** begin **
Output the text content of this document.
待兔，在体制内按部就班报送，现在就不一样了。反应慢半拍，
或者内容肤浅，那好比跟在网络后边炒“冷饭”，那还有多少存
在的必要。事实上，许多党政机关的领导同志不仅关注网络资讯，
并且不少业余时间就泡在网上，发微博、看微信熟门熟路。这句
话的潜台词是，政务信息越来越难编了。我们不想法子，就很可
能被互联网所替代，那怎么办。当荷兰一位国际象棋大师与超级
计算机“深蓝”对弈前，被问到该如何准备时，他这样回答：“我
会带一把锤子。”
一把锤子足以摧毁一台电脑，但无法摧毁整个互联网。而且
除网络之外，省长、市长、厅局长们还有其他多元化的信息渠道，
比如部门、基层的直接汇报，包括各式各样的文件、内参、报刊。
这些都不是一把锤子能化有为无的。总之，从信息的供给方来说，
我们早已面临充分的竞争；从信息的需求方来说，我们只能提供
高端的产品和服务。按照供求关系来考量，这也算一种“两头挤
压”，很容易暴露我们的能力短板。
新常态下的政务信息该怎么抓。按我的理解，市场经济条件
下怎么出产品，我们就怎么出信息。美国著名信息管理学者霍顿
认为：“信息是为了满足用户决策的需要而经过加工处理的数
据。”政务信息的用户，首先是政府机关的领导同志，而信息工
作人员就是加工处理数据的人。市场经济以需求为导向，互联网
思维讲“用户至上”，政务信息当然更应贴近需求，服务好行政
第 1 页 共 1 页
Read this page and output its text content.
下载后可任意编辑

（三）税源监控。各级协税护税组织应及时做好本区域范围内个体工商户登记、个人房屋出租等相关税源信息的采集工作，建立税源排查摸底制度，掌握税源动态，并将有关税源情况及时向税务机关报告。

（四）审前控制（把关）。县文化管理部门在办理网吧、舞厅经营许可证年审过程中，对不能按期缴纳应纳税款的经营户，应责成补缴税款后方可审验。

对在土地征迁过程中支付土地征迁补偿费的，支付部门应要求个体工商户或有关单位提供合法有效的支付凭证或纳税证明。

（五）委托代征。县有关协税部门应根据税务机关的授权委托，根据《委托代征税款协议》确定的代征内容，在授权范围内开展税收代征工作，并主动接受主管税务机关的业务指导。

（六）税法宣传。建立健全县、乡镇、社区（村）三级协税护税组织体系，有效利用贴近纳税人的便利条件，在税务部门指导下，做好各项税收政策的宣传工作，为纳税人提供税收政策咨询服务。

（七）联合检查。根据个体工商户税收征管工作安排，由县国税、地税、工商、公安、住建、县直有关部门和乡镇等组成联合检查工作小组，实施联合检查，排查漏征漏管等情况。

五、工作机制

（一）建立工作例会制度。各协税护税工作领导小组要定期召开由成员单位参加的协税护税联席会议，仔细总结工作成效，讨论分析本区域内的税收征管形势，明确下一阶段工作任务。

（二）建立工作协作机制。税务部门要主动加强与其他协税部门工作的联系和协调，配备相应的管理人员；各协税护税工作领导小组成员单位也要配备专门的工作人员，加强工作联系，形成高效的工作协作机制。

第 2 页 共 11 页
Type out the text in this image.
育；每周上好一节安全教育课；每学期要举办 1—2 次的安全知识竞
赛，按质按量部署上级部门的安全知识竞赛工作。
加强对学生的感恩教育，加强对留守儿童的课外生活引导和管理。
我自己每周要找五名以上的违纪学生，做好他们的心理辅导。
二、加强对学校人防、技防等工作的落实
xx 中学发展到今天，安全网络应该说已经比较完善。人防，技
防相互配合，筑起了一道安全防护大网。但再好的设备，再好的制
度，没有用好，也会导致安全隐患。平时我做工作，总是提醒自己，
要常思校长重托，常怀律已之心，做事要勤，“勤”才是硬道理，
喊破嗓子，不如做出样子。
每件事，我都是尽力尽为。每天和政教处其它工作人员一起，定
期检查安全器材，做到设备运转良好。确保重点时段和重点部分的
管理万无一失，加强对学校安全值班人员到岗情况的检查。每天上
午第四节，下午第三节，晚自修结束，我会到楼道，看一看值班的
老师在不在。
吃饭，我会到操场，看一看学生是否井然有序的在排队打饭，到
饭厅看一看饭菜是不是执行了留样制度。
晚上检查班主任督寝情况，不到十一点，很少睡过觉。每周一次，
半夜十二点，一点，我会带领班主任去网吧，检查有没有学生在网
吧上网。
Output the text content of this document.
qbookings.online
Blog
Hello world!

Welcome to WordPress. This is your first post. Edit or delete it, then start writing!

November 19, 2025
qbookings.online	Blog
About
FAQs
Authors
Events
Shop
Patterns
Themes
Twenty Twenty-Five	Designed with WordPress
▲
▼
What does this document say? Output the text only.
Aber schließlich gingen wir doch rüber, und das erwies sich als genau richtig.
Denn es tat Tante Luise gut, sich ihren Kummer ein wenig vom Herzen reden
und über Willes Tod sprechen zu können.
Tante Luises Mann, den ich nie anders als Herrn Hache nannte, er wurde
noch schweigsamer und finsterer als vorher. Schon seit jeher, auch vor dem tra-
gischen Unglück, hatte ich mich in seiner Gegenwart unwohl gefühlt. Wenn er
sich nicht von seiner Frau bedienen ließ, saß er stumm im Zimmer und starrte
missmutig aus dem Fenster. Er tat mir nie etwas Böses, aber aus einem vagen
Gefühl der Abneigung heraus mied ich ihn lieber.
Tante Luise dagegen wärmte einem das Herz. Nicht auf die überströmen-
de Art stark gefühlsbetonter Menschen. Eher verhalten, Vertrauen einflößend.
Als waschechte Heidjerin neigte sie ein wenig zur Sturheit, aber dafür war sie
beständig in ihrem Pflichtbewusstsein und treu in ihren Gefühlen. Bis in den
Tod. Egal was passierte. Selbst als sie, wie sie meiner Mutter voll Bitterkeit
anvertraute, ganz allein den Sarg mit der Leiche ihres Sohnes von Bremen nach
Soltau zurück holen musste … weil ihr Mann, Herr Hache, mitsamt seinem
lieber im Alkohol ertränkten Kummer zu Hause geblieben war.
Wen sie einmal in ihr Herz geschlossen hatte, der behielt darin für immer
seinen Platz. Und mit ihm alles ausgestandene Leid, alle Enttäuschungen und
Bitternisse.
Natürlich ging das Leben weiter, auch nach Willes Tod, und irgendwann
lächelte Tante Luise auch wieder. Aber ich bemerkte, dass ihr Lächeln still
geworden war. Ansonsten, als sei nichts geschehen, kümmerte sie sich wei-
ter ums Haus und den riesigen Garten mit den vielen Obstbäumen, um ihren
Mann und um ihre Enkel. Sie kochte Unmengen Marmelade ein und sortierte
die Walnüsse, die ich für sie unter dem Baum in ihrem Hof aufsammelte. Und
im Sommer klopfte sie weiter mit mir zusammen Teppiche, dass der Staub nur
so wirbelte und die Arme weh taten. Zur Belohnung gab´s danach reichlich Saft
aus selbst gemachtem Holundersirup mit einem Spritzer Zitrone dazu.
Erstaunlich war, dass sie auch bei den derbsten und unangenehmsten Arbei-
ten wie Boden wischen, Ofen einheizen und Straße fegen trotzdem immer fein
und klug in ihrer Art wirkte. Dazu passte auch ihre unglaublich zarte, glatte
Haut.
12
** end **
Collect each line containing the string "Mann".

#### EXERCISE SOLUTION:
Tante Luises Mann, den ich nie anders als Herrn Hache nannte, er wurde
Soltau zurück holen musste … weil ihr Mann, Herr Hache, mitsamt seinem
Mann und um ihre Enkel. Sie kochte Unmengen Marmelade ein und sortierte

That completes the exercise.